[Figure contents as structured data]
####################

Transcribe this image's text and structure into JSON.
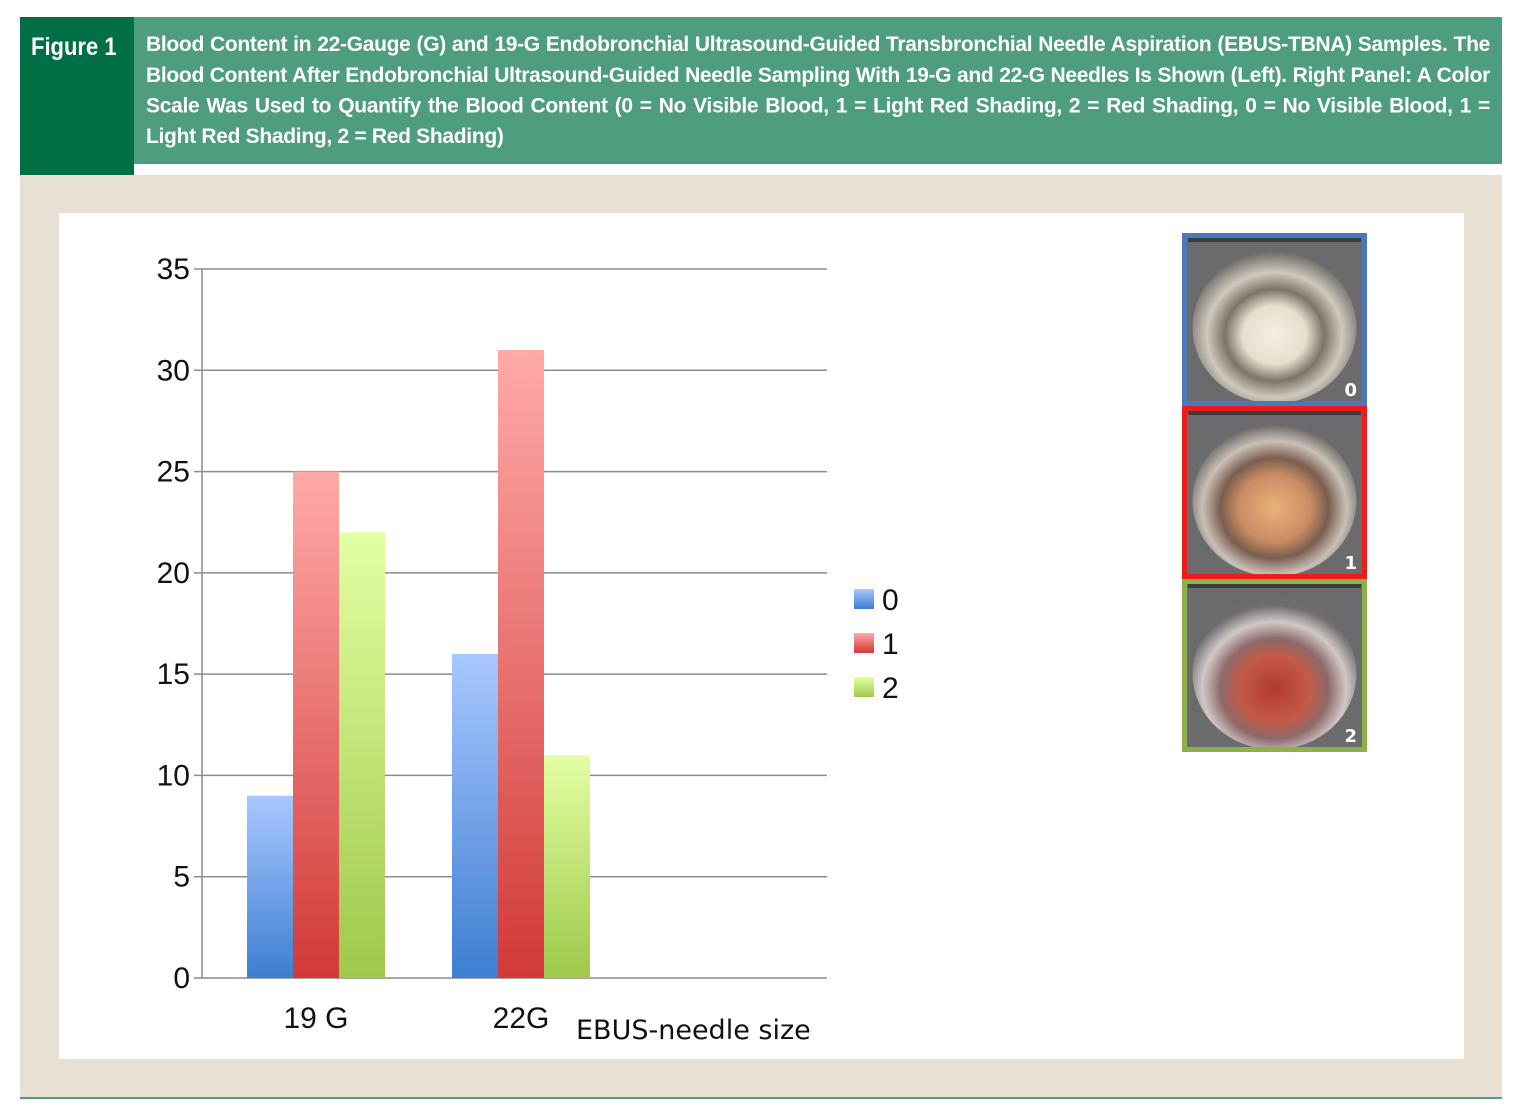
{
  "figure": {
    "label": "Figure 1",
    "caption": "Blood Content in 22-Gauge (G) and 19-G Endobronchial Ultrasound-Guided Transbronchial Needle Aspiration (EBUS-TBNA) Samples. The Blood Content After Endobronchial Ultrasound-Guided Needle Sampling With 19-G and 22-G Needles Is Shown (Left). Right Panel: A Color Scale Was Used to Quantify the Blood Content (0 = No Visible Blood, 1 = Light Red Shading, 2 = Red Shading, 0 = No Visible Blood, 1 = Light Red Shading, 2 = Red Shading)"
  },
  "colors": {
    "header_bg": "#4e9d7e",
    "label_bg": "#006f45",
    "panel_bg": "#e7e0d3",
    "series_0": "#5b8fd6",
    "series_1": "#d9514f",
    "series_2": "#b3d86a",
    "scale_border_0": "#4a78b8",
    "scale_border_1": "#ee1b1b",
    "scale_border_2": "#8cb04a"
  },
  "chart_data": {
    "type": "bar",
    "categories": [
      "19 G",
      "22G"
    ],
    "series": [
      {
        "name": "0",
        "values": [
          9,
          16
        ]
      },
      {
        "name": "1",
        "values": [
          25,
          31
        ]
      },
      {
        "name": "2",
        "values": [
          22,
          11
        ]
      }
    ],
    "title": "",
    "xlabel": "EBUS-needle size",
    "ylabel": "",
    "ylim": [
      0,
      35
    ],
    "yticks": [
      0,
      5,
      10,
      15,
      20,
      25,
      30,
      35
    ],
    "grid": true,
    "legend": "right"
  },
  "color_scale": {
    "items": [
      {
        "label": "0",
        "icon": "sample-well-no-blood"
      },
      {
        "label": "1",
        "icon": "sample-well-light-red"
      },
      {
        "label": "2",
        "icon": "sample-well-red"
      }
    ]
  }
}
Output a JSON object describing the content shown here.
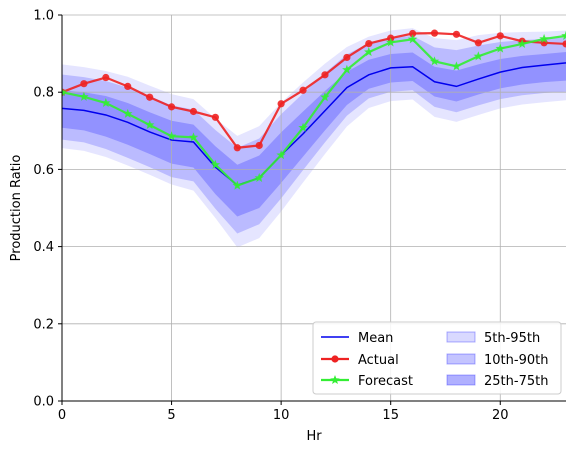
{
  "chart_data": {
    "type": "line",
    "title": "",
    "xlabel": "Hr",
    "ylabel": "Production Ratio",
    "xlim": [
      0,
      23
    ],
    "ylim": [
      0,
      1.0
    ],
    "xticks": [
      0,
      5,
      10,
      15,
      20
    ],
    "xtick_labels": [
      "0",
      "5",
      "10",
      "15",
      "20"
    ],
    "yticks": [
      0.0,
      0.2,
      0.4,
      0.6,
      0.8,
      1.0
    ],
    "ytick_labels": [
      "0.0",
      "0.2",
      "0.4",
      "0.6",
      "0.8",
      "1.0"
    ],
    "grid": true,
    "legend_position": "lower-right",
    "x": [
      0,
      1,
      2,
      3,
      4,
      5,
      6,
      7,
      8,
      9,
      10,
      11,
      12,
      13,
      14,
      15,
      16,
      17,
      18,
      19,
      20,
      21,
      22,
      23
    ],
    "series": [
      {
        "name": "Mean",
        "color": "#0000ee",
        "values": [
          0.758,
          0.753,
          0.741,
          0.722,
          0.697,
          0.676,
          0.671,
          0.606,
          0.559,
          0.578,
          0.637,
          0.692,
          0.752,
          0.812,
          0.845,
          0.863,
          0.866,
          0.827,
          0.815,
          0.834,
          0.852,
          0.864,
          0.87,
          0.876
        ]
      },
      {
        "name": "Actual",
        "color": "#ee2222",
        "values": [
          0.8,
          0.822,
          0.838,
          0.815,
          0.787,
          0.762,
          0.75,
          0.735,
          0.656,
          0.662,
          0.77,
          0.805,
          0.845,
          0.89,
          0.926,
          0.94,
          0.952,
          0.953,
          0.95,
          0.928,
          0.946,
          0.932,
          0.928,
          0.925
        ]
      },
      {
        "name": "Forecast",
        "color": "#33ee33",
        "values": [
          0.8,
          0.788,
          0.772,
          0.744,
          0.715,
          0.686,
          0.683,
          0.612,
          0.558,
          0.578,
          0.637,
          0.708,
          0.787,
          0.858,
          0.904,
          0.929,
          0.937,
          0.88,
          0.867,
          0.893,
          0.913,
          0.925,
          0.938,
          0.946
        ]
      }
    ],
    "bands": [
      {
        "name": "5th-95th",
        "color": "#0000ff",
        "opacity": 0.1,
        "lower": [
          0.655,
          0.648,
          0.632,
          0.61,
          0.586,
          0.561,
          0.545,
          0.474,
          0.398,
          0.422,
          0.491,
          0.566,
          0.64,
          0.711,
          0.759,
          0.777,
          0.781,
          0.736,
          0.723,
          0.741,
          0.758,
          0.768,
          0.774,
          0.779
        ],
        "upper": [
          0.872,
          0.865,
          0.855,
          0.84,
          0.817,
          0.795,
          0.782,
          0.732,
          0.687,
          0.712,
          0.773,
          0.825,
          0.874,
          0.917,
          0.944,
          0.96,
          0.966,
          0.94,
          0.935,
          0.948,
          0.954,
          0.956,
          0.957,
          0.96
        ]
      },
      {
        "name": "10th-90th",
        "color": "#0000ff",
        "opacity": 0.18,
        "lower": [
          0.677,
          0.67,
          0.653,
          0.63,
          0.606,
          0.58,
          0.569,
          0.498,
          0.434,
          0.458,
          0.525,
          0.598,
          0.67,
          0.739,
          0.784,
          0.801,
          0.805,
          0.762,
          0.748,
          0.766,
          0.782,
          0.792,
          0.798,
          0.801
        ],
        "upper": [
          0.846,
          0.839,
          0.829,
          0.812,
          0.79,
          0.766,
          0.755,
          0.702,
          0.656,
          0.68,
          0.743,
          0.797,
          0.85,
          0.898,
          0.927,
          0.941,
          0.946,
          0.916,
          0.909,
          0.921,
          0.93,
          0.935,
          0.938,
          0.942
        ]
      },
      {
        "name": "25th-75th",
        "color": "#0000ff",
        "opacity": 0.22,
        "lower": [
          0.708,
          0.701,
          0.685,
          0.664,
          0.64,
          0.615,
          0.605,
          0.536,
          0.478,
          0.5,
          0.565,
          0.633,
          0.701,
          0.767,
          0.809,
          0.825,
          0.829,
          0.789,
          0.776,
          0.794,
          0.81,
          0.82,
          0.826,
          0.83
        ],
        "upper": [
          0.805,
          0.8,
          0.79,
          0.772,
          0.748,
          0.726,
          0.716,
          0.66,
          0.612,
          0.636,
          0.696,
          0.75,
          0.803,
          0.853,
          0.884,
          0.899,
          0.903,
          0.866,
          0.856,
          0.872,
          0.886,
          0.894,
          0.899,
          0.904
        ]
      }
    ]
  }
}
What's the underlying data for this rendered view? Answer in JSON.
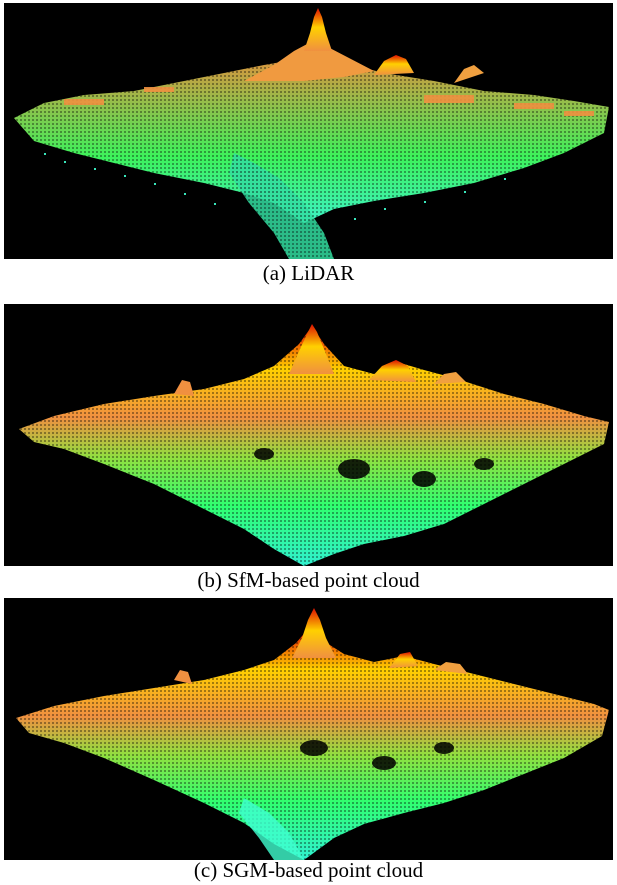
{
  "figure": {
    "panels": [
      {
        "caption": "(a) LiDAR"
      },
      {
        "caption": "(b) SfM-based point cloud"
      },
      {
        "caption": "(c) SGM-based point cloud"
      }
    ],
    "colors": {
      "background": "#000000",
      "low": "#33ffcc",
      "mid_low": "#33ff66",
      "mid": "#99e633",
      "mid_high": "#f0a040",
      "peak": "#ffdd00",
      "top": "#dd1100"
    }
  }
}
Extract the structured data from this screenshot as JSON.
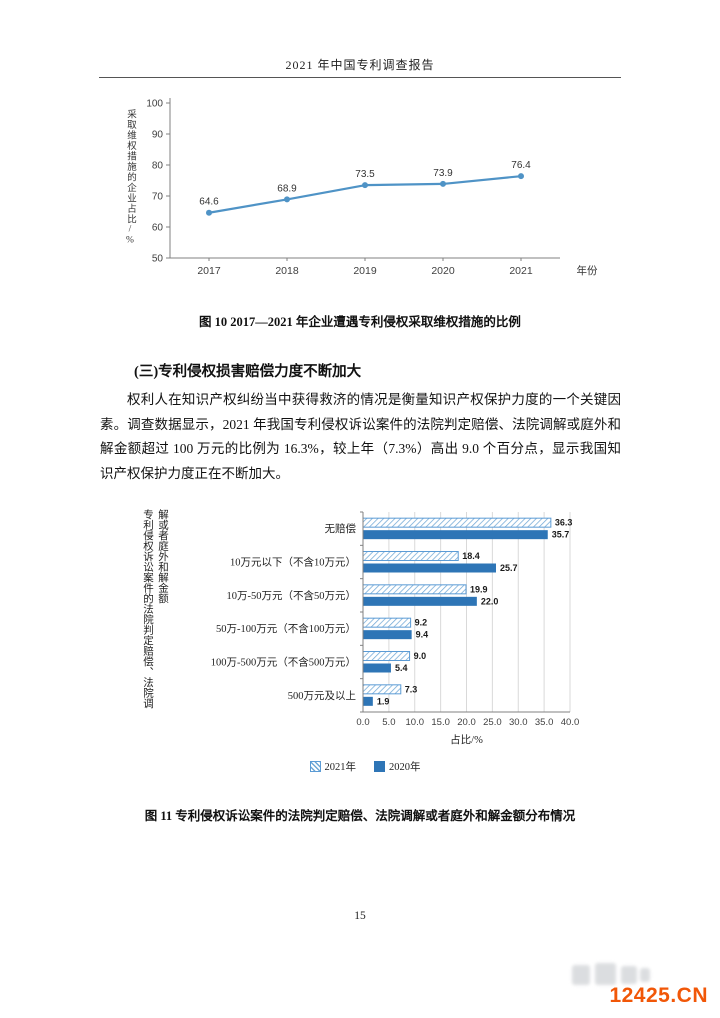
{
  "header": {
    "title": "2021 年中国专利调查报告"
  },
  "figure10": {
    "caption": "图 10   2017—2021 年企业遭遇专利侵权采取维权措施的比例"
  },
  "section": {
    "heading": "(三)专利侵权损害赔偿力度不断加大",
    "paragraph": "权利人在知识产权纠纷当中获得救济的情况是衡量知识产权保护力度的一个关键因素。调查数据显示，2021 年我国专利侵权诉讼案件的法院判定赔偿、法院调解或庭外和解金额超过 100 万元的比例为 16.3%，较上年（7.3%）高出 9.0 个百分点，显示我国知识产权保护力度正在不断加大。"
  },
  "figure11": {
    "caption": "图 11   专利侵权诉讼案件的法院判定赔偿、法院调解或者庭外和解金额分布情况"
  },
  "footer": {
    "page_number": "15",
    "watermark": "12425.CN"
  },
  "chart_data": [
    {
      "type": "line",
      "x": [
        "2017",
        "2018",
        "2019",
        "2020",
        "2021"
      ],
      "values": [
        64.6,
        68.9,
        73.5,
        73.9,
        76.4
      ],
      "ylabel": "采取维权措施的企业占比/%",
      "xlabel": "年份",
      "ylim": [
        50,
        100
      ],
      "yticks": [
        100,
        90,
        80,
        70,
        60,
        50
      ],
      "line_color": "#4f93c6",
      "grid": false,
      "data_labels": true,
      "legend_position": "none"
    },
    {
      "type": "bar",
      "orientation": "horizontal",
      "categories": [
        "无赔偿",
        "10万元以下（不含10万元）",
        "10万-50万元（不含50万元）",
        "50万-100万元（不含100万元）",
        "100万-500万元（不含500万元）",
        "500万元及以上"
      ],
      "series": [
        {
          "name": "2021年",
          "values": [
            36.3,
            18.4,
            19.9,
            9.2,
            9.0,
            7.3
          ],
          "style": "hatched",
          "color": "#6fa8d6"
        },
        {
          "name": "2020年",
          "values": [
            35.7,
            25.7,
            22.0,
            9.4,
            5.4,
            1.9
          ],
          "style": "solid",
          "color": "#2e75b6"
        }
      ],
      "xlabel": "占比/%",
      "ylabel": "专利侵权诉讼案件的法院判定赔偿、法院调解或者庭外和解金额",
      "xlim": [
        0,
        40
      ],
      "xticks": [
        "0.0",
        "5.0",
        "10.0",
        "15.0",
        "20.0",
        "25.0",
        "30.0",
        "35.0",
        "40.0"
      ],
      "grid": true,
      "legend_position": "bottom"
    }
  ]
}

####################

▶ _SHORT EXERCISE_
Copy all lines above containing the string "JSON".

▶ _OUTPUT FOR THIS TASK_
Transcribe this image's text and structure into JSON.
Output a JSON object describing the content shown here.
What's the underlying data for this rendered view? Answer in JSON.
Extract the structured data from this screenshot as JSON.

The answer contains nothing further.